GOAL
Return the listing below verbatim. Pictures do not belong in the copy.

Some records
● ● ●

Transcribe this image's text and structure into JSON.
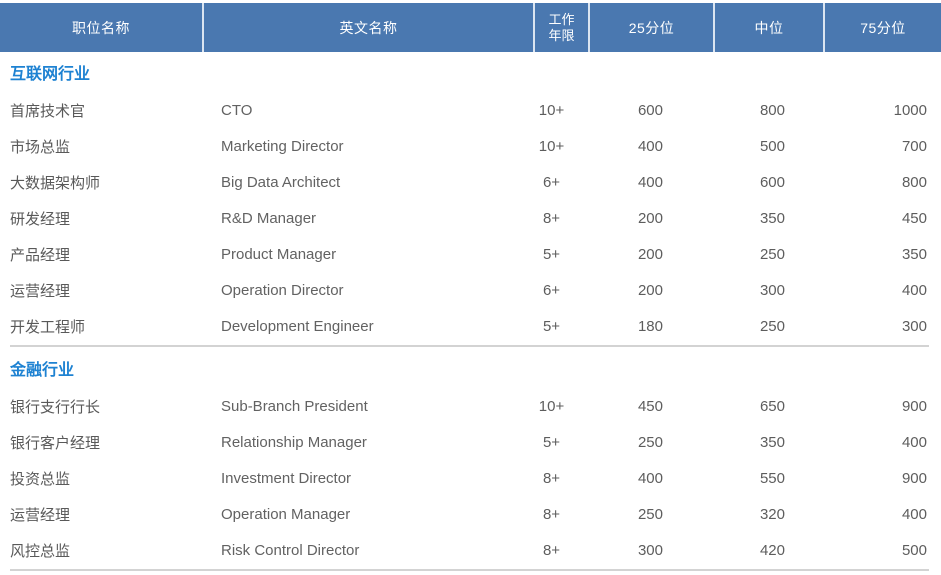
{
  "table": {
    "headers": [
      "职位名称",
      "英文名称",
      "工作\n年限",
      "25分位",
      "中位",
      "75分位"
    ],
    "header_bg_color": "#4a78b0",
    "header_text_color": "#ffffff",
    "section_title_color": "#1e82d2",
    "body_text_color": "#595959",
    "sections": [
      {
        "title": "互联网行业",
        "rows": [
          [
            "首席技术官",
            "CTO",
            "10+",
            "600",
            "800",
            "1000"
          ],
          [
            "市场总监",
            "Marketing Director",
            "10+",
            "400",
            "500",
            "700"
          ],
          [
            "大数据架构师",
            "Big Data Architect",
            "6+",
            "400",
            "600",
            "800"
          ],
          [
            "研发经理",
            "R&D Manager",
            "8+",
            "200",
            "350",
            "450"
          ],
          [
            "产品经理",
            "Product Manager",
            "5+",
            "200",
            "250",
            "350"
          ],
          [
            "运营经理",
            "Operation Director",
            "6+",
            "200",
            "300",
            "400"
          ],
          [
            "开发工程师",
            "Development Engineer",
            "5+",
            "180",
            "250",
            "300"
          ]
        ]
      },
      {
        "title": "金融行业",
        "rows": [
          [
            "银行支行行长",
            "Sub-Branch President",
            "10+",
            "450",
            "650",
            "900"
          ],
          [
            "银行客户经理",
            "Relationship Manager",
            "5+",
            "250",
            "350",
            "400"
          ],
          [
            "投资总监",
            "Investment Director",
            "8+",
            "400",
            "550",
            "900"
          ],
          [
            "运营经理",
            "Operation Manager",
            "8+",
            "250",
            "320",
            "400"
          ],
          [
            "风控总监",
            "Risk Control Director",
            "8+",
            "300",
            "420",
            "500"
          ]
        ]
      }
    ]
  }
}
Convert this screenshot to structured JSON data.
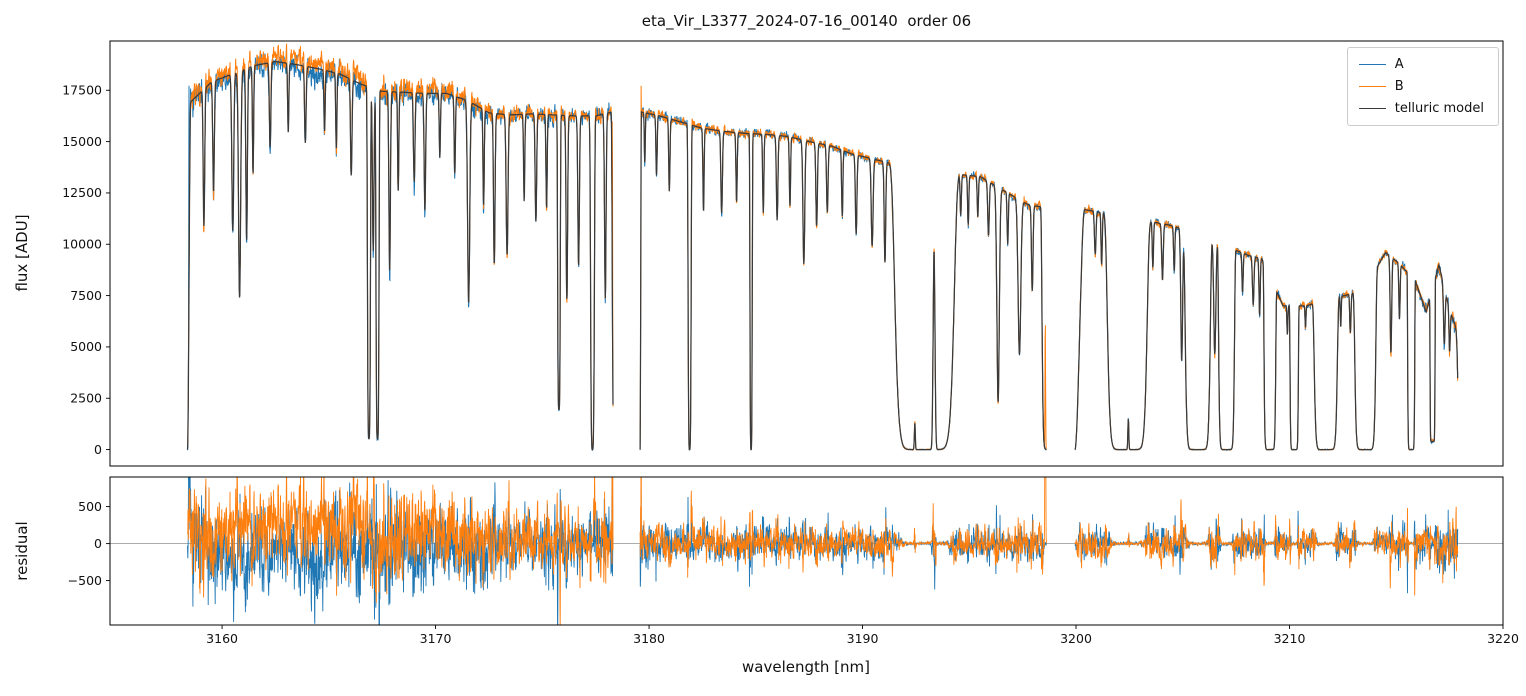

● ● ●

SOLVED PROBLEM
Transcribe this image's text and structure into JSON.
{
  "table": {
    "headers": [
      "职位名称",
      "英文名称",
      "工作\n年限",
      "25分位",
      "中位",
      "75分位"
    ],
    "header_bg_color": "#4a78b0",
    "header_text_color": "#ffffff",
    "section_title_color": "#1e82d2",
    "body_text_color": "#595959",
    "sections": [
      {
        "title": "互联网行业",
        "rows": [
          [
            "首席技术官",
            "CTO",
            "10+",
            "600",
            "800",
            "1000"
          ],
          [
            "市场总监",
            "Marketing Director",
            "10+",
            "400",
            "500",
            "700"
          ],
          [
            "大数据架构师",
            "Big Data Architect",
            "6+",
            "400",
            "600",
            "800"
          ],
          [
            "研发经理",
            "R&D Manager",
            "8+",
            "200",
            "350",
            "450"
          ],
          [
            "产品经理",
            "Product Manager",
            "5+",
            "200",
            "250",
            "350"
          ],
          [
            "运营经理",
            "Operation Director",
            "6+",
            "200",
            "300",
            "400"
          ],
          [
            "开发工程师",
            "Development Engineer",
            "5+",
            "180",
            "250",
            "300"
          ]
        ]
      },
      {
        "title": "金融行业",
        "rows": [
          [
            "银行支行行长",
            "Sub-Branch President",
            "10+",
            "450",
            "650",
            "900"
          ],
          [
            "银行客户经理",
            "Relationship Manager",
            "5+",
            "250",
            "350",
            "400"
          ],
          [
            "投资总监",
            "Investment Director",
            "8+",
            "400",
            "550",
            "900"
          ],
          [
            "运营经理",
            "Operation Manager",
            "8+",
            "250",
            "320",
            "400"
          ],
          [
            "风控总监",
            "Risk Control Director",
            "8+",
            "300",
            "420",
            "500"
          ]
        ]
      }
    ]
  }
}
Convert this screenshot to structured JSON data.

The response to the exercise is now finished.